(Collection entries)

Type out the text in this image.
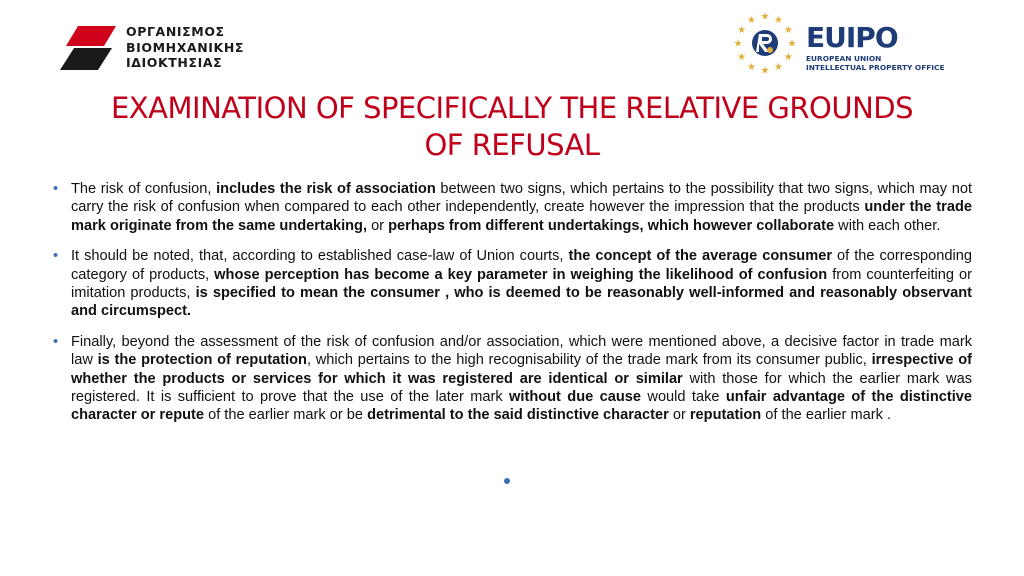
ΟΡΓΑΝΙΣΜΟΣ
ΒΙΟΜΗΧΑΝΙΚΗΣ
ΙΔΙΟΚΤΗΣΙΑΣ
★
★
★
★
★
★
★
★
★ ★ ★
★ EUIPO
EUROPEAN UNION
INTELLECTUAL PROPERTY OFFICE
EXAMINATION OF SPECIFICALLY THE RELATIVE GROUNDS
OF REFUSAL
• The risk of confusion, includes the risk of association between two signs, which pertains to the possibility that two signs, which may not carry the risk of confusion when compared to each other independently, create however the impression that the products under the trade mark originate from the same undertaking, or perhaps from different undertakings, which however collaborate with each other.
• It should be noted, that, according to established case-law of Union courts, the concept of the average consumer of the corresponding category of products, whose perception has become a key parameter in weighing the likelihood of confusion from counterfeiting or imitation products, is specified to mean the consumer , who is deemed to be reasonably well-informed and reasonably observant and circumspect.
• Finally, beyond the assessment of the risk of confusion and/or association, which were mentioned above, a decisive factor in trade mark law is the protection of reputation, which pertains to the high recognisability of the trade mark from its consumer public, irrespective of whether the products or services for which it was registered are identical or similar with those for which the earlier mark was registered. It is sufficient to prove that the use of the later mark without due cause would take unfair advantage of the distinctive character or repute of the earlier mark or be detrimental to the said distinctive character or reputation of the earlier mark .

» What this task involves: Take the data above and repeat it exactly, leaving each picture out.

» In response:
Type out the text in this image.
ΟΡΓΑΝΙΣΜΟΣ
ΒΙΟΜΗΧΑΝΙΚΗΣ
ΙΔΙΟΚΤΗΣΙΑΣ
★
★
★
★
★
★
★
★
★ ★ ★
★ EUIPO
EUROPEAN UNION
INTELLECTUAL PROPERTY OFFICE
EXAMINATION OF SPECIFICALLY THE RELATIVE GROUNDS
OF REFUSAL
• The risk of confusion, includes the risk of association between two signs, which pertains to the possibility that two signs, which may not carry the risk of confusion when compared to each other independently, create however the impression that the products under the trade mark originate from the same undertaking, or perhaps from different undertakings, which however collaborate with each other.
• It should be noted, that, according to established case-law of Union courts, the concept of the average consumer of the corresponding category of products, whose perception has become a key parameter in weighing the likelihood of confusion from counterfeiting or imitation products, is specified to mean the consumer , who is deemed to be reasonably well-informed and reasonably observant and circumspect.
• Finally, beyond the assessment of the risk of confusion and/or association, which were mentioned above, a decisive factor in trade mark law is the protection of reputation, which pertains to the high recognisability of the trade mark from its consumer public, irrespective of whether the products or services for which it was registered are identical or similar with those for which the earlier mark was registered. It is sufficient to prove that the use of the later mark without due cause would take unfair advantage of the distinctive character or repute of the earlier mark or be detrimental to the said distinctive character or reputation of the earlier mark .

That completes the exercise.